● Work to complete
Exclude images, then output the remaining data verbatim.

● Figure dataset records
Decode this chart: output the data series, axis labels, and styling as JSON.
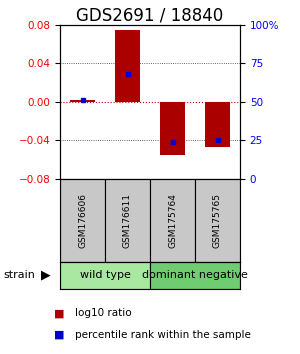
{
  "title": "GDS2691 / 18840",
  "samples": [
    "GSM176606",
    "GSM176611",
    "GSM175764",
    "GSM175765"
  ],
  "log10_ratio": [
    0.002,
    0.075,
    -0.055,
    -0.047
  ],
  "percentile_rank": [
    51,
    68,
    24,
    25
  ],
  "groups": [
    {
      "label": "wild type",
      "samples": [
        0,
        1
      ],
      "color": "#A8E8A0"
    },
    {
      "label": "dominant negative",
      "samples": [
        2,
        3
      ],
      "color": "#70CC70"
    }
  ],
  "strain_label": "strain",
  "ylim": [
    -0.08,
    0.08
  ],
  "yticks_left": [
    -0.08,
    -0.04,
    0,
    0.04,
    0.08
  ],
  "yticks_right": [
    0,
    25,
    50,
    75,
    100
  ],
  "right_tick_labels": [
    "0",
    "25",
    "50",
    "75",
    "100%"
  ],
  "bar_color": "#AA0000",
  "dot_color": "#0000CC",
  "zero_line_color": "#CC0000",
  "dot_line_color": "#444444",
  "bar_width": 0.55,
  "title_fontsize": 12,
  "tick_fontsize": 7.5,
  "sample_fontsize": 6.5,
  "group_fontsize": 8,
  "legend_fontsize": 7.5,
  "strain_fontsize": 8
}
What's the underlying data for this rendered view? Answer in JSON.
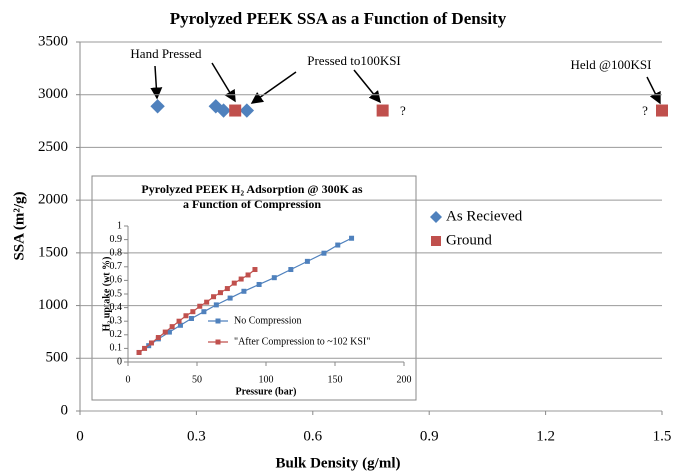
{
  "chart_data": [
    {
      "type": "scatter",
      "title": "Pyrolyzed PEEK SSA as a Function of Density",
      "x_label": "Bulk Density (g/ml)",
      "y_label": "SSA (m²/g)",
      "xlim": [
        0,
        1.5
      ],
      "xticks": [
        0,
        0.3,
        0.6,
        0.9,
        1.2,
        1.5
      ],
      "ylim": [
        0,
        3500
      ],
      "yticks": [
        0,
        500,
        1000,
        1500,
        2000,
        2500,
        3000,
        3500
      ],
      "grid": true,
      "legend": "right",
      "series": [
        {
          "name": "As Recieved",
          "color": "#4f81bd",
          "marker": "diamond",
          "x": [
            0.2,
            0.35,
            0.37,
            0.43
          ],
          "values": [
            2890,
            2890,
            2850,
            2850
          ]
        },
        {
          "name": "Ground",
          "color": "#c0504d",
          "marker": "square",
          "x": [
            0.4,
            0.78,
            1.5
          ],
          "values": [
            2850,
            2850,
            2850
          ]
        }
      ],
      "annotations": [
        "Hand Pressed",
        "Pressed to100KSI",
        "Held @100KSI",
        "?",
        "?"
      ]
    },
    {
      "type": "line",
      "title": "Pyrolyzed PEEK H₂ Adsorption @ 300K as a Function of Compression",
      "x_label": "Pressure (bar)",
      "y_label": "H₂ uptake (wt %)",
      "xlim": [
        0,
        200
      ],
      "xticks": [
        0,
        50,
        100,
        150,
        200
      ],
      "ylim": [
        0,
        1
      ],
      "yticks": [
        0,
        0.1,
        0.2,
        0.3,
        0.4,
        0.5,
        0.6,
        0.7,
        0.8,
        0.9,
        1
      ],
      "grid": false,
      "legend": "lower center",
      "series": [
        {
          "name": "No Compression",
          "color": "#4f81bd",
          "x": [
            8,
            15,
            22,
            30,
            38,
            46,
            55,
            64,
            74,
            84,
            95,
            106,
            118,
            130,
            142,
            152,
            162
          ],
          "values": [
            0.07,
            0.12,
            0.17,
            0.22,
            0.27,
            0.32,
            0.37,
            0.42,
            0.47,
            0.52,
            0.57,
            0.62,
            0.68,
            0.74,
            0.8,
            0.86,
            0.91
          ]
        },
        {
          "name": "\"After Compression to ~102 KSI\"",
          "color": "#c0504d",
          "x": [
            8,
            12,
            17,
            22,
            27,
            32,
            37,
            42,
            47,
            52,
            57,
            62,
            67,
            72,
            77,
            82,
            87,
            92
          ],
          "values": [
            0.07,
            0.1,
            0.14,
            0.18,
            0.22,
            0.26,
            0.3,
            0.34,
            0.37,
            0.41,
            0.44,
            0.48,
            0.51,
            0.54,
            0.58,
            0.61,
            0.64,
            0.68
          ]
        }
      ]
    }
  ]
}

● Correct response
Decode this chart: output the data series, axis labels, and styling as JSON.
{
  "title": "GDS2691 / 18840",
  "samples": [
    "GSM176606",
    "GSM176611",
    "GSM175764",
    "GSM175765"
  ],
  "log10_ratio": [
    0.002,
    0.075,
    -0.055,
    -0.047
  ],
  "percentile_rank": [
    51,
    68,
    24,
    25
  ],
  "groups": [
    {
      "label": "wild type",
      "samples": [
        0,
        1
      ],
      "color": "#A8E8A0"
    },
    {
      "label": "dominant negative",
      "samples": [
        2,
        3
      ],
      "color": "#70CC70"
    }
  ],
  "strain_label": "strain",
  "ylim": [
    -0.08,
    0.08
  ],
  "yticks_left": [
    -0.08,
    -0.04,
    0,
    0.04,
    0.08
  ],
  "yticks_right": [
    0,
    25,
    50,
    75,
    100
  ],
  "right_tick_labels": [
    "0",
    "25",
    "50",
    "75",
    "100%"
  ],
  "bar_color": "#AA0000",
  "dot_color": "#0000CC",
  "zero_line_color": "#CC0000",
  "dot_line_color": "#444444",
  "bar_width": 0.55,
  "title_fontsize": 12,
  "tick_fontsize": 7.5,
  "sample_fontsize": 6.5,
  "group_fontsize": 8,
  "legend_fontsize": 7.5,
  "strain_fontsize": 8
}
What's the underlying data for this rendered view? Answer in JSON.
{
  "chart_data": [
    {
      "type": "scatter",
      "title": "Pyrolyzed PEEK SSA as a Function of Density",
      "x_label": "Bulk Density (g/ml)",
      "y_label": "SSA (m²/g)",
      "xlim": [
        0,
        1.5
      ],
      "xticks": [
        0,
        0.3,
        0.6,
        0.9,
        1.2,
        1.5
      ],
      "ylim": [
        0,
        3500
      ],
      "yticks": [
        0,
        500,
        1000,
        1500,
        2000,
        2500,
        3000,
        3500
      ],
      "grid": true,
      "legend": "right",
      "series": [
        {
          "name": "As Recieved",
          "color": "#4f81bd",
          "marker": "diamond",
          "x": [
            0.2,
            0.35,
            0.37,
            0.43
          ],
          "values": [
            2890,
            2890,
            2850,
            2850
          ]
        },
        {
          "name": "Ground",
          "color": "#c0504d",
          "marker": "square",
          "x": [
            0.4,
            0.78,
            1.5
          ],
          "values": [
            2850,
            2850,
            2850
          ]
        }
      ],
      "annotations": [
        "Hand Pressed",
        "Pressed to100KSI",
        "Held @100KSI",
        "?",
        "?"
      ]
    },
    {
      "type": "line",
      "title": "Pyrolyzed PEEK H₂ Adsorption @ 300K as a Function of Compression",
      "x_label": "Pressure (bar)",
      "y_label": "H₂ uptake (wt %)",
      "xlim": [
        0,
        200
      ],
      "xticks": [
        0,
        50,
        100,
        150,
        200
      ],
      "ylim": [
        0,
        1
      ],
      "yticks": [
        0,
        0.1,
        0.2,
        0.3,
        0.4,
        0.5,
        0.6,
        0.7,
        0.8,
        0.9,
        1
      ],
      "grid": false,
      "legend": "lower center",
      "series": [
        {
          "name": "No Compression",
          "color": "#4f81bd",
          "x": [
            8,
            15,
            22,
            30,
            38,
            46,
            55,
            64,
            74,
            84,
            95,
            106,
            118,
            130,
            142,
            152,
            162
          ],
          "values": [
            0.07,
            0.12,
            0.17,
            0.22,
            0.27,
            0.32,
            0.37,
            0.42,
            0.47,
            0.52,
            0.57,
            0.62,
            0.68,
            0.74,
            0.8,
            0.86,
            0.91
          ]
        },
        {
          "name": "\"After Compression to ~102 KSI\"",
          "color": "#c0504d",
          "x": [
            8,
            12,
            17,
            22,
            27,
            32,
            37,
            42,
            47,
            52,
            57,
            62,
            67,
            72,
            77,
            82,
            87,
            92
          ],
          "values": [
            0.07,
            0.1,
            0.14,
            0.18,
            0.22,
            0.26,
            0.3,
            0.34,
            0.37,
            0.41,
            0.44,
            0.48,
            0.51,
            0.54,
            0.58,
            0.61,
            0.64,
            0.68
          ]
        }
      ]
    }
  ]
}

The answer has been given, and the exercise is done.